■ **Set task**
Transcribe all records exactly.

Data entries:
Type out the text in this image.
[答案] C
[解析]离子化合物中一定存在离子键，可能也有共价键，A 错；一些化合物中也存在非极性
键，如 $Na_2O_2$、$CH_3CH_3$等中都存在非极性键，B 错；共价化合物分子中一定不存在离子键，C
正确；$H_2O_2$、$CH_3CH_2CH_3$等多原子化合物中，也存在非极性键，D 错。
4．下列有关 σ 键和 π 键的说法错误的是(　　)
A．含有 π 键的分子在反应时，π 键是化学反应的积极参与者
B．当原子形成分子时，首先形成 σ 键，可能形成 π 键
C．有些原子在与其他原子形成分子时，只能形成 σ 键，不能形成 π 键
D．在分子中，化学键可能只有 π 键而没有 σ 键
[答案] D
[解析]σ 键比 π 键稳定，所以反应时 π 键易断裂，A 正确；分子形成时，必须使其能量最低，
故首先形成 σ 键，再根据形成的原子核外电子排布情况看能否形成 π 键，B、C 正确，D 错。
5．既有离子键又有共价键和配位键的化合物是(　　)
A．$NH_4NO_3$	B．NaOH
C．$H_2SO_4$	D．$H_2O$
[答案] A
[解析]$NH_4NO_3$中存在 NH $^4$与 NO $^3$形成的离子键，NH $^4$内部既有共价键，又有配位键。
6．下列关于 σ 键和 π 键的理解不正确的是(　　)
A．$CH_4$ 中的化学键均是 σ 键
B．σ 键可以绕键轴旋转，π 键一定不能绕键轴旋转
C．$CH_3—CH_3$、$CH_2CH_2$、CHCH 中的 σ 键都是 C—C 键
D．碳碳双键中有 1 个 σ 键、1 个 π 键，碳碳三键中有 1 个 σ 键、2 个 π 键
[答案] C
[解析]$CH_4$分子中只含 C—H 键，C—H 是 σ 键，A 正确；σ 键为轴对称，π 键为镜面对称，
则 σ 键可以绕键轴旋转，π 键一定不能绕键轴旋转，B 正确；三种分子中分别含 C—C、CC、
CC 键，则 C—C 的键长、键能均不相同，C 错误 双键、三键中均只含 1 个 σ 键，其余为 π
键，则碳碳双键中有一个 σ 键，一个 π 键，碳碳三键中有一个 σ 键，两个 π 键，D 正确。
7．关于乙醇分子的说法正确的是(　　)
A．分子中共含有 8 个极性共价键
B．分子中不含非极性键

■ **Solution for this exercise**
Type out the text in this image.
[答案] C
[解析]离子化合物中一定存在离子键，可能也有共价键，A 错；一些化合物中也存在非极性
键，如 $Na_2O_2$、$CH_3CH_3$等中都存在非极性键，B 错；共价化合物分子中一定不存在离子键，C
正确；$H_2O_2$、$CH_3CH_2CH_3$等多原子化合物中，也存在非极性键，D 错。
4．下列有关 σ 键和 π 键的说法错误的是(　　)
A．含有 π 键的分子在反应时，π 键是化学反应的积极参与者
B．当原子形成分子时，首先形成 σ 键，可能形成 π 键
C．有些原子在与其他原子形成分子时，只能形成 σ 键，不能形成 π 键
D．在分子中，化学键可能只有 π 键而没有 σ 键
[答案] D
[解析]σ 键比 π 键稳定，所以反应时 π 键易断裂，A 正确；分子形成时，必须使其能量最低，
故首先形成 σ 键，再根据形成的原子核外电子排布情况看能否形成 π 键，B、C 正确，D 错。
5．既有离子键又有共价键和配位键的化合物是(　　)
A．$NH_4NO_3$	B．NaOH
C．$H_2SO_4$	D．$H_2O$
[答案] A
[解析]$NH_4NO_3$中存在 NH $^4$与 NO $^3$形成的离子键，NH $^4$内部既有共价键，又有配位键。
6．下列关于 σ 键和 π 键的理解不正确的是(　　)
A．$CH_4$ 中的化学键均是 σ 键
B．σ 键可以绕键轴旋转，π 键一定不能绕键轴旋转
C．$CH_3—CH_3$、$CH_2CH_2$、CHCH 中的 σ 键都是 C—C 键
D．碳碳双键中有 1 个 σ 键、1 个 π 键，碳碳三键中有 1 个 σ 键、2 个 π 键
[答案] C
[解析]$CH_4$分子中只含 C—H 键，C—H 是 σ 键，A 正确；σ 键为轴对称，π 键为镜面对称，
则 σ 键可以绕键轴旋转，π 键一定不能绕键轴旋转，B 正确；三种分子中分别含 C—C、CC、
CC 键，则 C—C 的键长、键能均不相同，C 错误 双键、三键中均只含 1 个 σ 键，其余为 π
键，则碳碳双键中有一个 σ 键，一个 π 键，碳碳三键中有一个 σ 键，两个 π 键，D 正确。
7．关于乙醇分子的说法正确的是(　　)
A．分子中共含有 8 个极性共价键
B．分子中不含非极性键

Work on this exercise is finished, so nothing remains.